Stored entries:
>> Start
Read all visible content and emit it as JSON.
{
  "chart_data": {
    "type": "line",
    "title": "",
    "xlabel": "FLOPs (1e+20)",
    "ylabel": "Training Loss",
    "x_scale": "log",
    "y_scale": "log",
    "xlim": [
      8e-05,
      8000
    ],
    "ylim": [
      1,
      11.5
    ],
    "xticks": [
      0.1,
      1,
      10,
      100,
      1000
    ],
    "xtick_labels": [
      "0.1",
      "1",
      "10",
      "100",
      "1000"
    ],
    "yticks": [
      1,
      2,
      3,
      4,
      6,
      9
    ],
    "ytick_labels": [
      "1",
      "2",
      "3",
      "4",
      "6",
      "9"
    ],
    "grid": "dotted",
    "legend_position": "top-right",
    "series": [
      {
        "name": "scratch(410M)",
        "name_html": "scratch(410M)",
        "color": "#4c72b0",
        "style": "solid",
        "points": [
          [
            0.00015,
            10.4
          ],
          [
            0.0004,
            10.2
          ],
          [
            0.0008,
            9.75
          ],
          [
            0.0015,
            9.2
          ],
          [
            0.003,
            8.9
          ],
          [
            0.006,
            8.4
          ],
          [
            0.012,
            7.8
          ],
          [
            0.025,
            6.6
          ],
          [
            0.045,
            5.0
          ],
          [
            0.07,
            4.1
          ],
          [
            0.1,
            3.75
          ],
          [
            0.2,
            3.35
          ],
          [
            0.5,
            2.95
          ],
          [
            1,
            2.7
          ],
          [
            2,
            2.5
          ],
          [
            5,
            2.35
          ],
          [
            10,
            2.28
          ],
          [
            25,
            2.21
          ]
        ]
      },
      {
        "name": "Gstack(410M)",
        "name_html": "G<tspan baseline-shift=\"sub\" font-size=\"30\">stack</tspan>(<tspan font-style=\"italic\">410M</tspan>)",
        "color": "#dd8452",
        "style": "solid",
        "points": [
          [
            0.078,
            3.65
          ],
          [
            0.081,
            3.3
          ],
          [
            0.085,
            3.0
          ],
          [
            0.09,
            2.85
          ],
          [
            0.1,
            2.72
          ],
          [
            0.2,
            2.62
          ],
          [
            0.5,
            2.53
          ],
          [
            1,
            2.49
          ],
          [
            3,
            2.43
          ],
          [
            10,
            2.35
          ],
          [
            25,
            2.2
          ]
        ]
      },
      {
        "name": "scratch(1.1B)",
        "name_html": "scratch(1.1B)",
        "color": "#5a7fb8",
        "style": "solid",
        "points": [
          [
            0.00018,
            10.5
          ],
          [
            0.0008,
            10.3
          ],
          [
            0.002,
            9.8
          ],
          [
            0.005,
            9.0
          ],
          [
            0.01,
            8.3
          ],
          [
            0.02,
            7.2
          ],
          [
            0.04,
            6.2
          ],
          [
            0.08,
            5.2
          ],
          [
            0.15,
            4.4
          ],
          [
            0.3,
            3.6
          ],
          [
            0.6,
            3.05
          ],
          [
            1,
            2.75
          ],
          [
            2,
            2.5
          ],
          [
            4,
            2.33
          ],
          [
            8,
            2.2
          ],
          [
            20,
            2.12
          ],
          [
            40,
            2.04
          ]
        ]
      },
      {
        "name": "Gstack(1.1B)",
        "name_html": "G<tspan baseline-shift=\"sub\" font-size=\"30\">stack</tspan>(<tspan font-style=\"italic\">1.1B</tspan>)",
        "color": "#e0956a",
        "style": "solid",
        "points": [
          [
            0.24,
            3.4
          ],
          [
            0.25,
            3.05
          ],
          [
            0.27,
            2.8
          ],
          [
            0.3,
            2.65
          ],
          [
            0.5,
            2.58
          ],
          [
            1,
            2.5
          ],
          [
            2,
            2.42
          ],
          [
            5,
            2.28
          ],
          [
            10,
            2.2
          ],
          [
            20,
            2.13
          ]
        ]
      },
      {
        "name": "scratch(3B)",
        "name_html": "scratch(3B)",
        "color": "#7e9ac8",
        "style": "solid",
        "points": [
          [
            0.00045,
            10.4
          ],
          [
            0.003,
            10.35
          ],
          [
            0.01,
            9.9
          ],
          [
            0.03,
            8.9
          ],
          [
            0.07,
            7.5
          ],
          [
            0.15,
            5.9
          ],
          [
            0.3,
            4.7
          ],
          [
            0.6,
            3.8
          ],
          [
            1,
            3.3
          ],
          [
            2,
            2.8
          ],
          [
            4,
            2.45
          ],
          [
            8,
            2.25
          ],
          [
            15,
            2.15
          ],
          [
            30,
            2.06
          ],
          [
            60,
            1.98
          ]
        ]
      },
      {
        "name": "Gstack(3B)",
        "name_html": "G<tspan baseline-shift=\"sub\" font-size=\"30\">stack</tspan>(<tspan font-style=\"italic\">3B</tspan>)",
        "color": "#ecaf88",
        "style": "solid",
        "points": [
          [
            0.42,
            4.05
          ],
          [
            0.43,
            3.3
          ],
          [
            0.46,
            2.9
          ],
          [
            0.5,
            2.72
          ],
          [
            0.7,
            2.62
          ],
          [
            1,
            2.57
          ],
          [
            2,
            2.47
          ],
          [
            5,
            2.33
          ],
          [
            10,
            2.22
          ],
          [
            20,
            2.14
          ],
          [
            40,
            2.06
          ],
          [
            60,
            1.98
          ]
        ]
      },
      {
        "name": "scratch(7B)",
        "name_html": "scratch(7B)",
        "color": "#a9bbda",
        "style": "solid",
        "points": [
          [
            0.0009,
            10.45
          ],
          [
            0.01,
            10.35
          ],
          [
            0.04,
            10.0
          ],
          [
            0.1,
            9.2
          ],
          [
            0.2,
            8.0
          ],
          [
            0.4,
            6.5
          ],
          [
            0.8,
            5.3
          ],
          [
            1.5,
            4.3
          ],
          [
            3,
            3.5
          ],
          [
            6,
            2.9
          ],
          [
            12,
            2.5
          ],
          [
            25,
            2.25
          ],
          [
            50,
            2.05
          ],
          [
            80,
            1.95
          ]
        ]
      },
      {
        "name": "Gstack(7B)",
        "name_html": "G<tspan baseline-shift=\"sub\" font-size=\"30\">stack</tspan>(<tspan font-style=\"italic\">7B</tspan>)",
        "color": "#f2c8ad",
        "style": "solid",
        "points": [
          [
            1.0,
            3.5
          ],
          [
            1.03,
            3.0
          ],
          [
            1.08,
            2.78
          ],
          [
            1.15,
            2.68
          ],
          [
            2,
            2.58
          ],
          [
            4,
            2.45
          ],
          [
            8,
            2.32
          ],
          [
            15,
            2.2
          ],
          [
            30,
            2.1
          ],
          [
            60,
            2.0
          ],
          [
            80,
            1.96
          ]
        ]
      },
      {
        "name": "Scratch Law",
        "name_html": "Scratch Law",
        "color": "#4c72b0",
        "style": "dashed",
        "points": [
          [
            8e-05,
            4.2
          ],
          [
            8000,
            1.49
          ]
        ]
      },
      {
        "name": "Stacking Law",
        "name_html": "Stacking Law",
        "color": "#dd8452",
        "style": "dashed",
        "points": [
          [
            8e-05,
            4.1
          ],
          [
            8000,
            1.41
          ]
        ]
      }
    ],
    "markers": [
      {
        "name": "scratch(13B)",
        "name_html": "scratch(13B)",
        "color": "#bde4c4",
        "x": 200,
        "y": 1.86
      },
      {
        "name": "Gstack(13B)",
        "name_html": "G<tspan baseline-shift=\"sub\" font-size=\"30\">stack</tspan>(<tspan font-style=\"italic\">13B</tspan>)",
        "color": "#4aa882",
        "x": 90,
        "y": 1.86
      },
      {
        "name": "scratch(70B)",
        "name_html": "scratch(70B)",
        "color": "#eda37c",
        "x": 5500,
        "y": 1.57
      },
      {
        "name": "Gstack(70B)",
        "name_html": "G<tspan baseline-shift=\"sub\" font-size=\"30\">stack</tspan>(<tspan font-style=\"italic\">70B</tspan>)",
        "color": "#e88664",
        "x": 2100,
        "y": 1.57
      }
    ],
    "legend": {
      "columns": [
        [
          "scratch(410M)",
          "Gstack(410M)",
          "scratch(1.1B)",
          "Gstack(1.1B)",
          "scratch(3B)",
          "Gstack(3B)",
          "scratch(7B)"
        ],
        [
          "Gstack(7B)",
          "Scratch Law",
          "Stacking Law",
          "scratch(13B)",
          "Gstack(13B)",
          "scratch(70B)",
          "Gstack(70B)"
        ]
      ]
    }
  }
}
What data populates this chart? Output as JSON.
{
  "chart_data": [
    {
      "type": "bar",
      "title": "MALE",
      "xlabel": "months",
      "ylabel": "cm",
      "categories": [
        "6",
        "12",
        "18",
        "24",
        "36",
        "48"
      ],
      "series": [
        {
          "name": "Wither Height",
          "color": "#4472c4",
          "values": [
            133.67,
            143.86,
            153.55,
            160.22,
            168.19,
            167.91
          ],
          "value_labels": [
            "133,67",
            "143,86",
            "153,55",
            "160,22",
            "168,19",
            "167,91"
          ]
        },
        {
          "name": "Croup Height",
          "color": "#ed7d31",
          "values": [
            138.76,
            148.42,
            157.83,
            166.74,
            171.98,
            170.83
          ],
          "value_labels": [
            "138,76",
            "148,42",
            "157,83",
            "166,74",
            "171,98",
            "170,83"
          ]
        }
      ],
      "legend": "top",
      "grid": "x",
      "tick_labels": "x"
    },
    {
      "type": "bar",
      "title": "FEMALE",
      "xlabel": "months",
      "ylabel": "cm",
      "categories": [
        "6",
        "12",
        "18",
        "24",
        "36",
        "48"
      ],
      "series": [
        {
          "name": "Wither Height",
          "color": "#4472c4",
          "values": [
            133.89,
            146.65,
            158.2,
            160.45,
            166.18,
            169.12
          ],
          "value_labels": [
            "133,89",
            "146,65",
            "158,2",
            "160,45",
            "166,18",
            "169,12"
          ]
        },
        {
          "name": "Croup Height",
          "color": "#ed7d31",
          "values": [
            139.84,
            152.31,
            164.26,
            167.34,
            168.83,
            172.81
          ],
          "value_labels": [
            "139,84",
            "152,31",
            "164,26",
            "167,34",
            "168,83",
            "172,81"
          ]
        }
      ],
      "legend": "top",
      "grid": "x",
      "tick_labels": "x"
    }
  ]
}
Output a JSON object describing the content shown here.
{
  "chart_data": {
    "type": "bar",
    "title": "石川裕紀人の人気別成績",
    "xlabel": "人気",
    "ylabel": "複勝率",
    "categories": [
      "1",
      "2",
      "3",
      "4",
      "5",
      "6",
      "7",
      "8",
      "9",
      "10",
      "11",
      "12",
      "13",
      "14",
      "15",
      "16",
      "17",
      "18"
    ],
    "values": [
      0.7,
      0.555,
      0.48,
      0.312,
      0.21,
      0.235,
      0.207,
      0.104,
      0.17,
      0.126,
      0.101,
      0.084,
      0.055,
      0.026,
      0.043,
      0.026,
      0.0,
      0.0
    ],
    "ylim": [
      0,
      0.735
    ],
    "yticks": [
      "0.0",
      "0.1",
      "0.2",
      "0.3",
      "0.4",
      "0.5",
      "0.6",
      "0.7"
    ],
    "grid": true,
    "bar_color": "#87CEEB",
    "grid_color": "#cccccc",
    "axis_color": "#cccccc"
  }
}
>> End
* AIM: How many lines of the listing include the string "Gstack"? Answer with the number alone.

* REPLY: 12